**Short task:** Return all lines where the word "What" can be found.

-- start of Extracted information --

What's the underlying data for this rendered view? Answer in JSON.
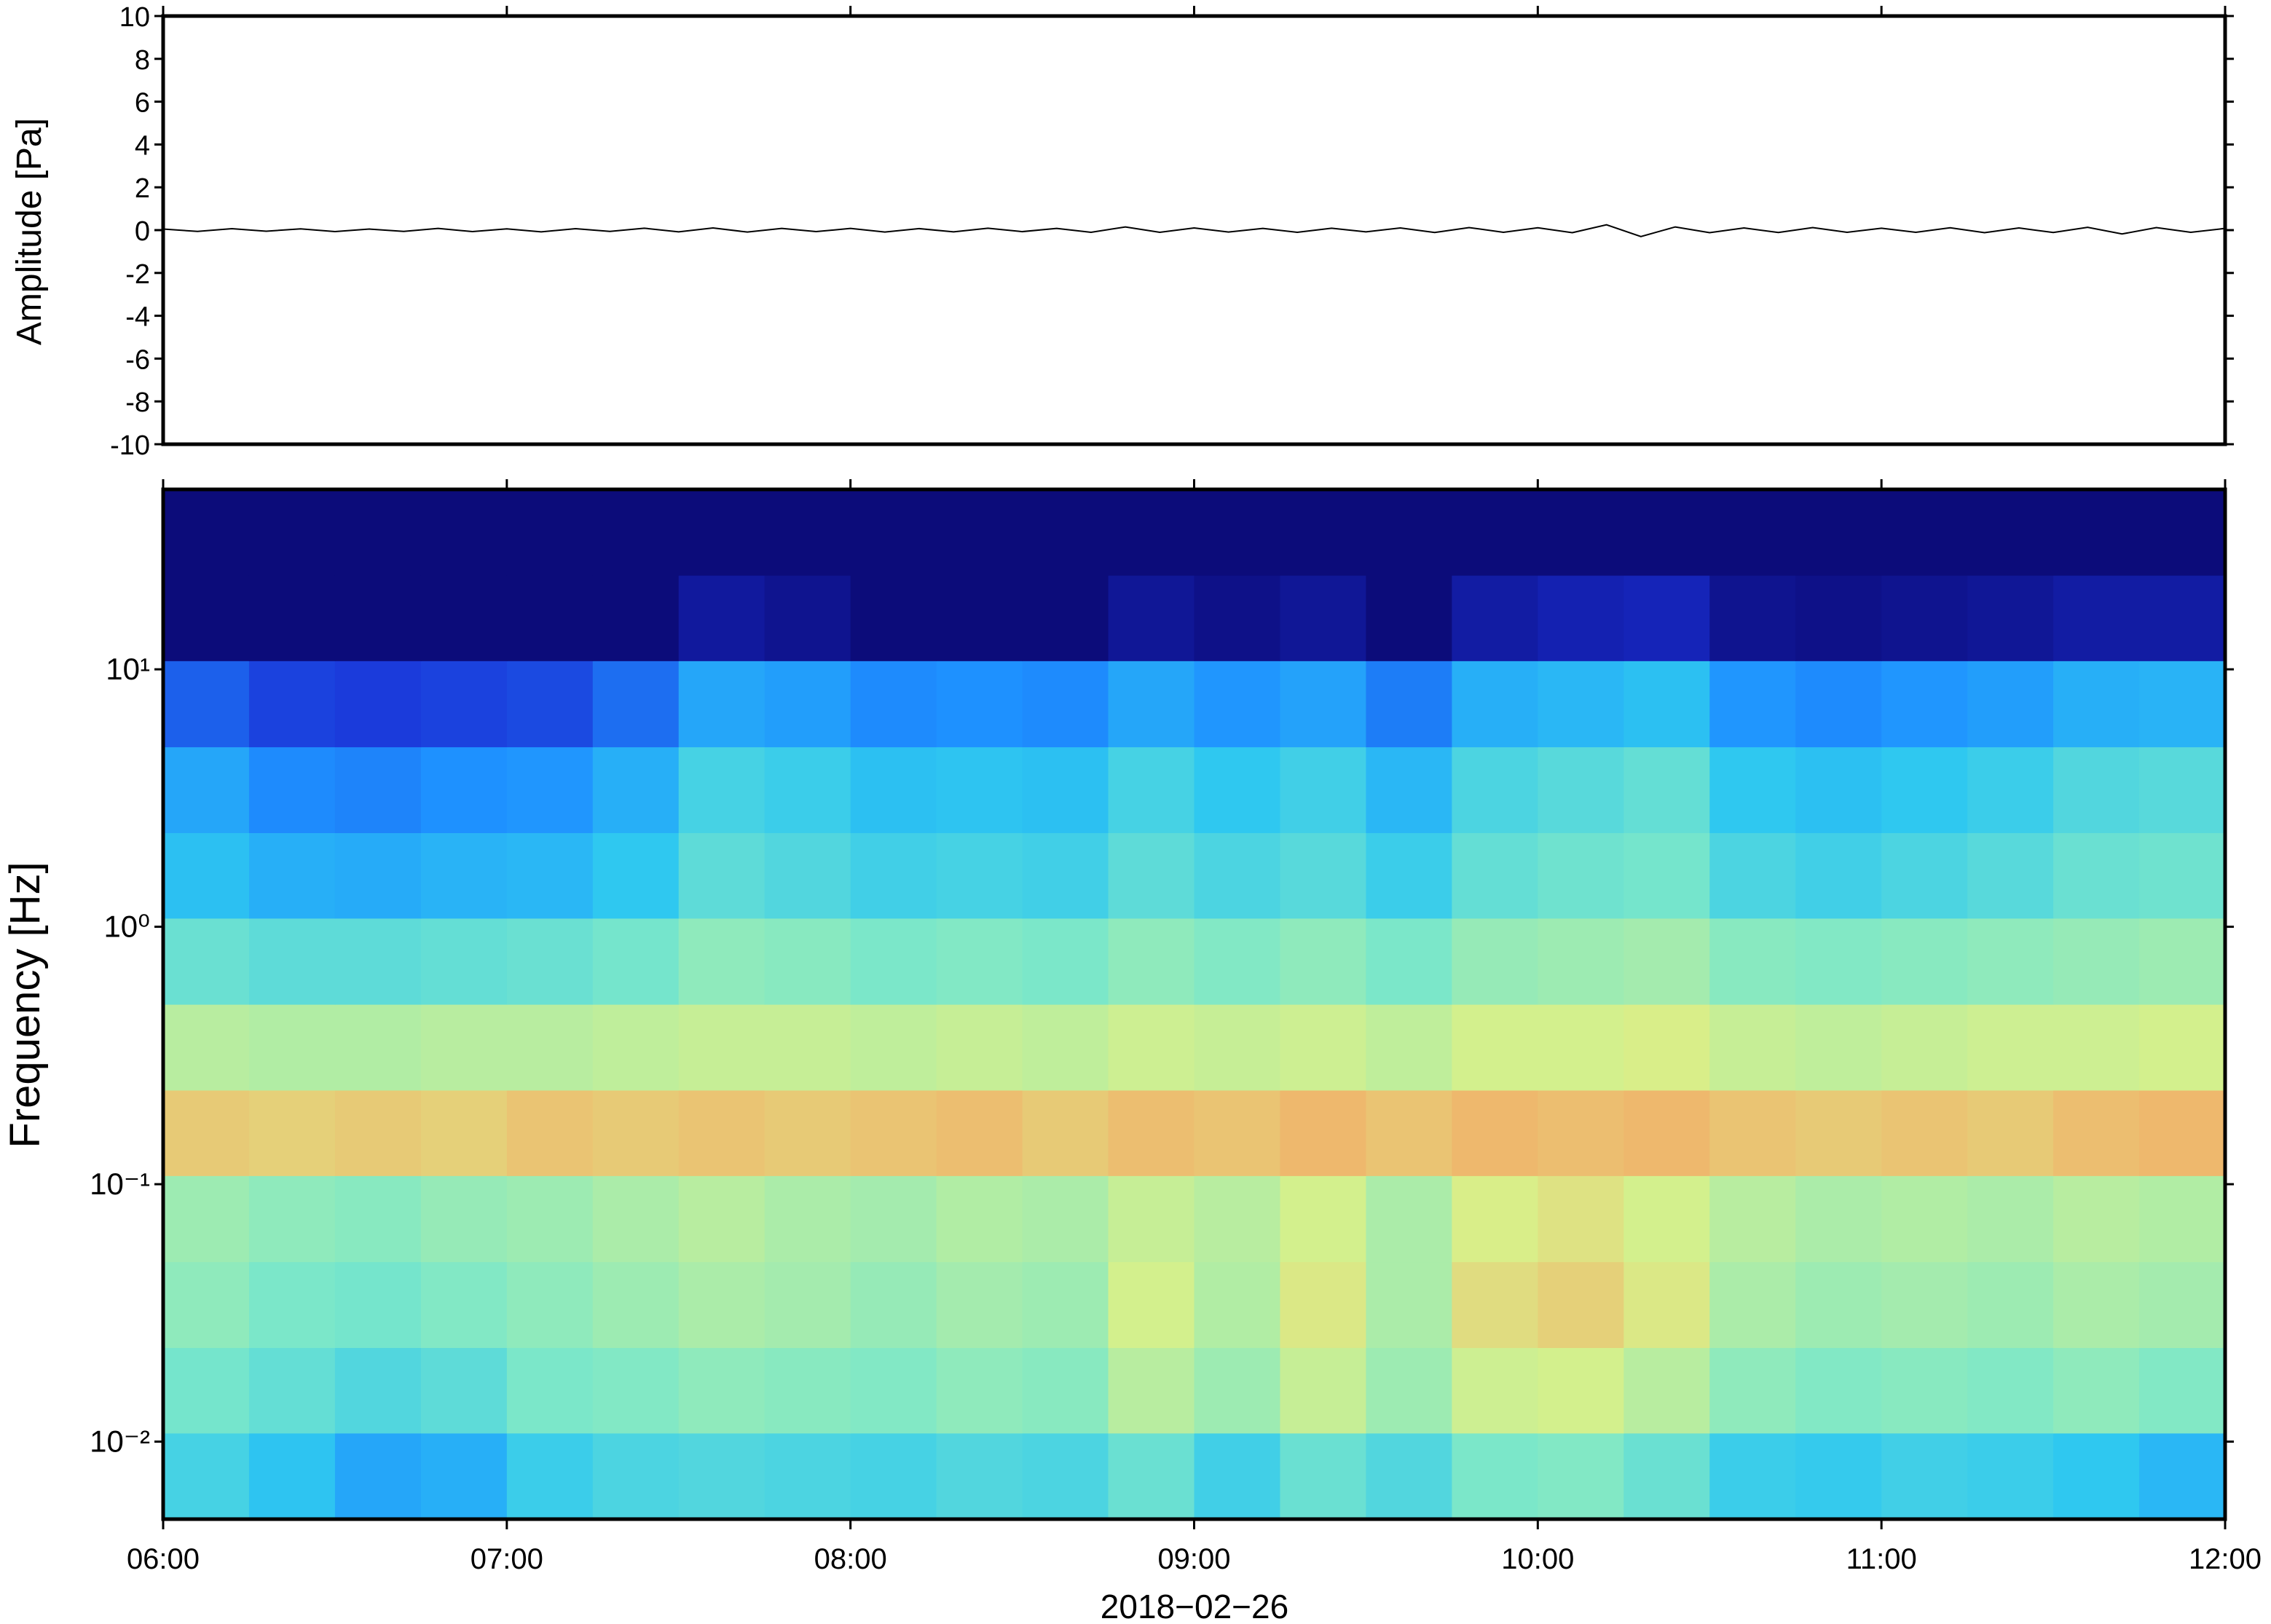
{
  "chart_data": [
    {
      "type": "line",
      "y_label": "Amplitude [Pa]",
      "xlim": [
        6,
        12
      ],
      "xticks": [
        {
          "value": 6,
          "label": "06:00"
        },
        {
          "value": 7,
          "label": "07:00"
        },
        {
          "value": 8,
          "label": "08:00"
        },
        {
          "value": 9,
          "label": "09:00"
        },
        {
          "value": 10,
          "label": "10:00"
        },
        {
          "value": 11,
          "label": "11:00"
        },
        {
          "value": 12,
          "label": "12:00"
        }
      ],
      "ylim": [
        -10,
        10
      ],
      "yticks": [
        10,
        8,
        6,
        4,
        2,
        0,
        -2,
        -4,
        -6,
        -8,
        -10
      ],
      "x": [
        6.0,
        6.1,
        6.2,
        6.3,
        6.4,
        6.5,
        6.6,
        6.7,
        6.8,
        6.9,
        7.0,
        7.1,
        7.2,
        7.3,
        7.4,
        7.5,
        7.6,
        7.7,
        7.8,
        7.9,
        8.0,
        8.1,
        8.2,
        8.3,
        8.4,
        8.5,
        8.6,
        8.7,
        8.8,
        8.9,
        9.0,
        9.1,
        9.2,
        9.3,
        9.4,
        9.5,
        9.6,
        9.7,
        9.8,
        9.9,
        10.0,
        10.1,
        10.2,
        10.3,
        10.4,
        10.5,
        10.6,
        10.7,
        10.8,
        10.9,
        11.0,
        11.1,
        11.2,
        11.3,
        11.4,
        11.5,
        11.6,
        11.7,
        11.8,
        11.9,
        12.0
      ],
      "series": [
        {
          "name": "Amplitude",
          "color": "#000000",
          "values": [
            0.05,
            -0.06,
            0.07,
            -0.05,
            0.06,
            -0.07,
            0.05,
            -0.06,
            0.08,
            -0.07,
            0.06,
            -0.08,
            0.07,
            -0.06,
            0.09,
            -0.08,
            0.1,
            -0.09,
            0.08,
            -0.07,
            0.08,
            -0.09,
            0.07,
            -0.08,
            0.09,
            -0.07,
            0.08,
            -0.1,
            0.15,
            -0.1,
            0.1,
            -0.09,
            0.08,
            -0.1,
            0.09,
            -0.08,
            0.1,
            -0.11,
            0.12,
            -0.1,
            0.11,
            -0.12,
            0.25,
            -0.3,
            0.15,
            -0.12,
            0.1,
            -0.11,
            0.12,
            -0.1,
            0.09,
            -0.1,
            0.11,
            -0.12,
            0.1,
            -0.11,
            0.13,
            -0.18,
            0.12,
            -0.1,
            0.08
          ]
        }
      ]
    },
    {
      "type": "heatmap",
      "y_label": "Frequency [Hz]",
      "x_label": "2018−02−26",
      "xlim": [
        6,
        12
      ],
      "xticks": [
        {
          "value": 6,
          "label": "06:00"
        },
        {
          "value": 7,
          "label": "07:00"
        },
        {
          "value": 8,
          "label": "08:00"
        },
        {
          "value": 9,
          "label": "09:00"
        },
        {
          "value": 10,
          "label": "10:00"
        },
        {
          "value": 11,
          "label": "11:00"
        },
        {
          "value": 12,
          "label": "12:00"
        }
      ],
      "ylim": [
        0.005,
        50
      ],
      "log_y": true,
      "yticks": [
        {
          "value": 0.01,
          "label": "10⁻²"
        },
        {
          "value": 0.1,
          "label": "10⁻¹"
        },
        {
          "value": 1,
          "label": "10⁰"
        },
        {
          "value": 10,
          "label": "10¹"
        }
      ],
      "xbins": [
        6,
        6.25,
        6.5,
        6.75,
        7,
        7.25,
        7.5,
        7.75,
        8,
        8.25,
        8.5,
        8.75,
        9,
        9.25,
        9.5,
        9.75,
        10,
        10.25,
        10.5,
        10.75,
        11,
        11.25,
        11.5,
        11.75,
        12
      ],
      "ybins": [
        0.005,
        0.0108,
        0.0232,
        0.05,
        0.108,
        0.232,
        0.5,
        1.08,
        2.32,
        5,
        10.8,
        23.2,
        50
      ],
      "zlim": [
        0,
        8
      ],
      "colors": [
        "#0c0c7a",
        "#1a2fd6",
        "#1e90ff",
        "#2fc8f0",
        "#7de8c8",
        "#d8f08a",
        "#f8a060"
      ],
      "z": [
        [
          4.4,
          3.9,
          3.2,
          3.4,
          4.2,
          4.5,
          4.6,
          4.5,
          4.4,
          4.6,
          4.5,
          5.0,
          4.3,
          5.0,
          4.6,
          5.3,
          5.4,
          5.0,
          4.2,
          4.1,
          4.3,
          4.2,
          4.0,
          3.6
        ],
        [
          5.2,
          4.9,
          4.6,
          4.8,
          5.3,
          5.4,
          5.6,
          5.5,
          5.4,
          5.6,
          5.5,
          6.2,
          5.8,
          6.4,
          5.8,
          6.5,
          6.6,
          6.2,
          5.6,
          5.4,
          5.5,
          5.4,
          5.6,
          5.4
        ],
        [
          5.6,
          5.3,
          5.2,
          5.4,
          5.6,
          5.8,
          6.0,
          5.9,
          5.7,
          5.9,
          5.8,
          6.6,
          6.1,
          6.8,
          6.0,
          7.0,
          7.2,
          6.8,
          6.0,
          5.8,
          5.9,
          5.8,
          6.0,
          5.9
        ],
        [
          5.8,
          5.6,
          5.5,
          5.7,
          5.8,
          6.0,
          6.2,
          6.0,
          5.9,
          6.1,
          6.0,
          6.4,
          6.2,
          6.6,
          6.0,
          6.7,
          6.9,
          6.6,
          6.2,
          6.0,
          6.1,
          6.0,
          6.2,
          6.1
        ],
        [
          7.3,
          7.2,
          7.3,
          7.2,
          7.4,
          7.3,
          7.4,
          7.3,
          7.4,
          7.5,
          7.3,
          7.5,
          7.4,
          7.6,
          7.4,
          7.6,
          7.5,
          7.6,
          7.4,
          7.3,
          7.4,
          7.3,
          7.5,
          7.6
        ],
        [
          6.2,
          6.1,
          6.1,
          6.2,
          6.2,
          6.3,
          6.4,
          6.4,
          6.3,
          6.4,
          6.3,
          6.5,
          6.4,
          6.5,
          6.3,
          6.6,
          6.6,
          6.7,
          6.4,
          6.3,
          6.4,
          6.5,
          6.5,
          6.6
        ],
        [
          5.0,
          4.8,
          4.8,
          4.9,
          5.0,
          5.2,
          5.6,
          5.5,
          5.3,
          5.4,
          5.3,
          5.6,
          5.4,
          5.6,
          5.3,
          5.7,
          5.8,
          5.9,
          5.5,
          5.4,
          5.5,
          5.6,
          5.7,
          5.8
        ],
        [
          3.8,
          3.4,
          3.3,
          3.5,
          3.6,
          4.0,
          4.8,
          4.6,
          4.3,
          4.4,
          4.3,
          4.8,
          4.5,
          4.7,
          4.2,
          4.9,
          5.1,
          5.2,
          4.5,
          4.3,
          4.5,
          4.7,
          5.0,
          5.1
        ],
        [
          3.2,
          2.6,
          2.5,
          2.7,
          2.8,
          3.4,
          4.4,
          4.2,
          3.8,
          3.9,
          3.8,
          4.4,
          4.0,
          4.3,
          3.6,
          4.5,
          4.7,
          4.9,
          4.0,
          3.8,
          4.0,
          4.2,
          4.6,
          4.7
        ],
        [
          2.0,
          1.6,
          1.5,
          1.6,
          1.7,
          2.2,
          3.2,
          3.0,
          2.6,
          2.7,
          2.6,
          3.2,
          2.8,
          3.1,
          2.4,
          3.4,
          3.6,
          3.8,
          2.8,
          2.6,
          2.8,
          3.0,
          3.4,
          3.5
        ],
        [
          0,
          0,
          0,
          0,
          0,
          0,
          0.5,
          0.3,
          0,
          0,
          0,
          0.4,
          0.2,
          0.4,
          0,
          0.6,
          0.8,
          0.9,
          0.3,
          0.2,
          0.3,
          0.4,
          0.6,
          0.6
        ],
        [
          0,
          0,
          0,
          0,
          0,
          0,
          0,
          0,
          0,
          0,
          0,
          0,
          0,
          0,
          0,
          0,
          0,
          0,
          0,
          0,
          0,
          0,
          0,
          0
        ]
      ]
    }
  ]
}
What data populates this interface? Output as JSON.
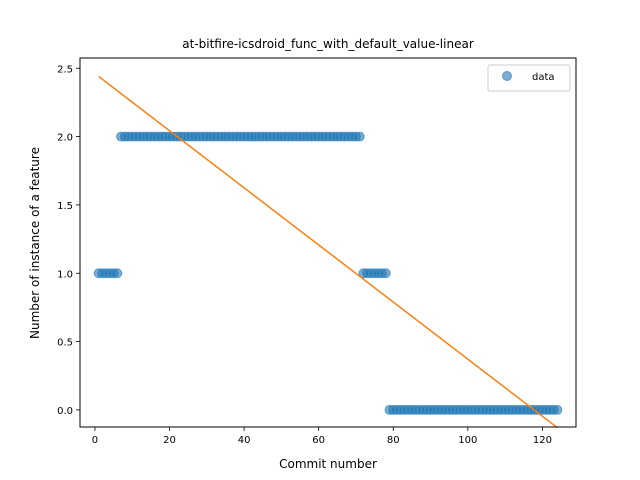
{
  "chart_data": {
    "type": "scatter",
    "title": "at-bitfire-icsdroid_func_with_default_value-linear",
    "xlabel": "Commit number",
    "ylabel": "Number of instance of a feature",
    "xlim": [
      -4,
      129
    ],
    "ylim": [
      -0.125,
      2.575
    ],
    "xticks": [
      0,
      20,
      40,
      60,
      80,
      100,
      120
    ],
    "yticks": [
      0.0,
      0.5,
      1.0,
      1.5,
      2.0,
      2.5
    ],
    "xtick_labels": [
      "0",
      "20",
      "40",
      "60",
      "80",
      "100",
      "120"
    ],
    "ytick_labels": [
      "0.0",
      "0.5",
      "1.0",
      "1.5",
      "2.0",
      "2.5"
    ],
    "grid": false,
    "legend_position": "top-right",
    "series": [
      {
        "name": "data",
        "kind": "scatter",
        "color": "#1f77b4",
        "segments": [
          {
            "x_from": 1,
            "x_to": 6,
            "y": 1
          },
          {
            "x_from": 7,
            "x_to": 71,
            "y": 2
          },
          {
            "x_from": 72,
            "x_to": 78,
            "y": 1
          },
          {
            "x_from": 79,
            "x_to": 124,
            "y": 0
          }
        ]
      },
      {
        "kind": "line",
        "color": "#ff7f0e",
        "points": [
          [
            1,
            2.44
          ],
          [
            124,
            -0.13
          ]
        ]
      }
    ]
  }
}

-- end of Extracted information --

**Finished task:**
What's the underlying data for this rendered view? Answer in JSON.
What data populates this interface? Output as JSON.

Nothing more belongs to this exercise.